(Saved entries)

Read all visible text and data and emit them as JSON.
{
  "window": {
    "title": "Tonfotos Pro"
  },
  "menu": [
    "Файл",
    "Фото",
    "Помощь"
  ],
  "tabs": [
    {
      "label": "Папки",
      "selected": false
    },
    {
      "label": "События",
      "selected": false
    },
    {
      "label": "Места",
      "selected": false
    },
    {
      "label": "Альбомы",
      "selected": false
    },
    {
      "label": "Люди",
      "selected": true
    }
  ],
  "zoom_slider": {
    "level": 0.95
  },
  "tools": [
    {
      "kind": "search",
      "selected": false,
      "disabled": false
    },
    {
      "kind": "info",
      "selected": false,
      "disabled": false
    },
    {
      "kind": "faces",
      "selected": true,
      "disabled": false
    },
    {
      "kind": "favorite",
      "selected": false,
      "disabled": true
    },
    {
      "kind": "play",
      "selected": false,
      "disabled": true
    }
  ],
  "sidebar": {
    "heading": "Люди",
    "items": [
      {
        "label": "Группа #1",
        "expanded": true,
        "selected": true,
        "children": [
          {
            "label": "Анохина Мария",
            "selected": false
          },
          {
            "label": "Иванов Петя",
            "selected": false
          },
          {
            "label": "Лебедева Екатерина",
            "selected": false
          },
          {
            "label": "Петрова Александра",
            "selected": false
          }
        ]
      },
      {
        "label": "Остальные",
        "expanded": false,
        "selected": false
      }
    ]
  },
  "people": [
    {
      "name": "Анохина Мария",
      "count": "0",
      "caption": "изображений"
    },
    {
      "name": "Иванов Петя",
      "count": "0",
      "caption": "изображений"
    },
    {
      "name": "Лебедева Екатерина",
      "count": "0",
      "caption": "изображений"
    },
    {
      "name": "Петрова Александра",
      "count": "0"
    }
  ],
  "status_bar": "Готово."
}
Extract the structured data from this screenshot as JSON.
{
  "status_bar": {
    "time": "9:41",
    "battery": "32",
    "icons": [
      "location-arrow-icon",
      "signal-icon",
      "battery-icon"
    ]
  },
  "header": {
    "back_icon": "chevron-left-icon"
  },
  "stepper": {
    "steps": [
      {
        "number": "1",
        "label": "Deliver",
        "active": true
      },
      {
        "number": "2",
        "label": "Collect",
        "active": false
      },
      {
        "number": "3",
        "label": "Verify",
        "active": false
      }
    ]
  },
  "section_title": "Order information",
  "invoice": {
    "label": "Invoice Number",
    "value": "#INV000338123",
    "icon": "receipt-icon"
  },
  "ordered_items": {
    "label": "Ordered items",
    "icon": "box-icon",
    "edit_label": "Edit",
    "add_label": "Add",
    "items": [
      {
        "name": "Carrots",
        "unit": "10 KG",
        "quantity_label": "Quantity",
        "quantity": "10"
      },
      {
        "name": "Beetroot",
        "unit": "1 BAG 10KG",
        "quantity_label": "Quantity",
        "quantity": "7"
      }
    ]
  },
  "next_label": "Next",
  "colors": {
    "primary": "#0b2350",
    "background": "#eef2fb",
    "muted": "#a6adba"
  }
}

→ **WRITTEN EXERCISE**
Filter the entries down to the lines with the word "JSON" in them.

→ **EXERCISE RESPONSE**
Read all visible text and data and emit them as JSON.
Extract the structured data from this screenshot as JSON.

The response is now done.